- **What the task asks**
Word for word, repeat the entries, minus the pictures.

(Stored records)
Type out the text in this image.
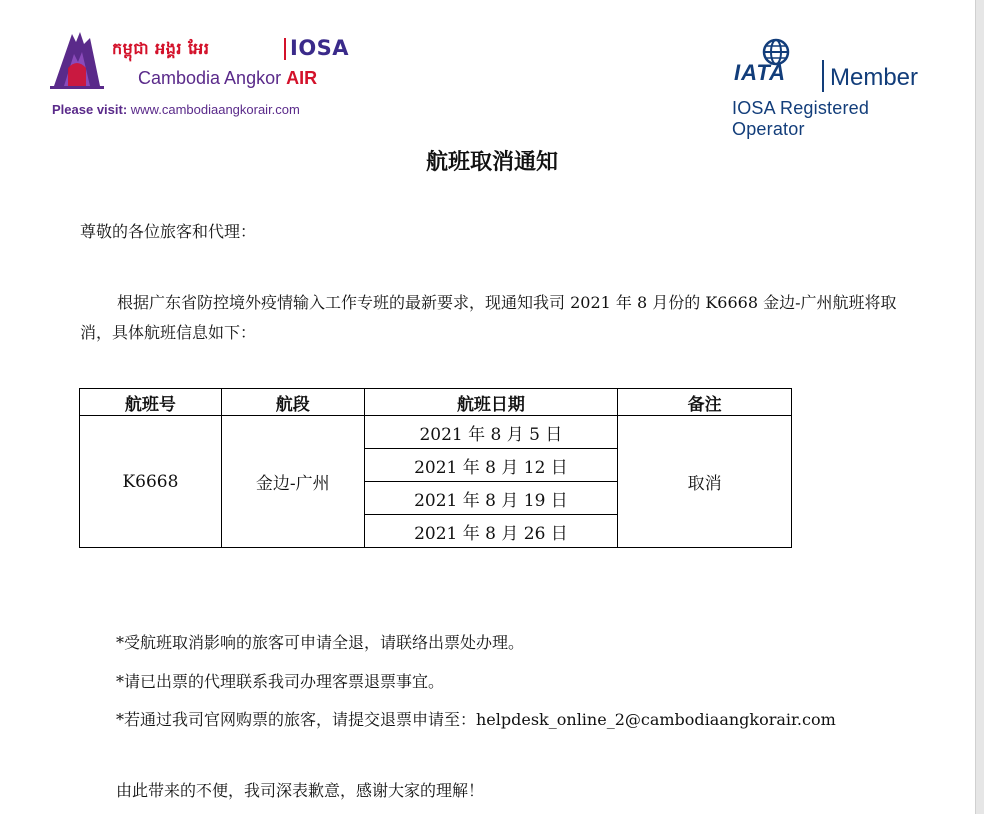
កម្ពុជា អង្គរ អែរ	IOSA
Cambodia Angkor AIR
Please visit: www.cambodiaangkorair.com
IATA Member
IOSA Registered Operator
航班取消通知
尊敬的各位旅客和代理：
根据广东省防控境外疫情输入工作专班的最新要求，现通知我司 2021 年 8 月份的 K6668 金边-广州航班将取消，具体航班信息如下：
航班号	航段	航班日期	备注
K6668	金边-广州	2021 年 8 月 5 日	取消
		2021 年 8 月 12 日	
		2021 年 8 月 19 日	
		2021 年 8 月 26 日	
*受航班取消影响的旅客可申请全退，请联络出票处办理。
*请已出票的代理联系我司办理客票退票事宜。
*若通过我司官网购票的旅客，请提交退票申请至：helpdesk_online_2@cambodiaangkorair.com
由此带来的不便，我司深表歉意，感谢大家的理解！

- **Response**
Type out the text in this image.
កម្ពុជា អង្គរ អែរ	IOSA
Cambodia Angkor AIR
Please visit: www.cambodiaangkorair.com
IATA Member
IOSA Registered Operator
航班取消通知
尊敬的各位旅客和代理：
根据广东省防控境外疫情输入工作专班的最新要求，现通知我司 2021 年 8 月份的 K6668 金边-广州航班将取消，具体航班信息如下：
航班号	航段	航班日期	备注
K6668	金边-广州	2021 年 8 月 5 日	取消
		2021 年 8 月 12 日	
		2021 年 8 月 19 日	
		2021 年 8 月 26 日	
*受航班取消影响的旅客可申请全退，请联络出票处办理。
*请已出票的代理联系我司办理客票退票事宜。
*若通过我司官网购票的旅客，请提交退票申请至：helpdesk_online_2@cambodiaangkorair.com
由此带来的不便，我司深表歉意，感谢大家的理解！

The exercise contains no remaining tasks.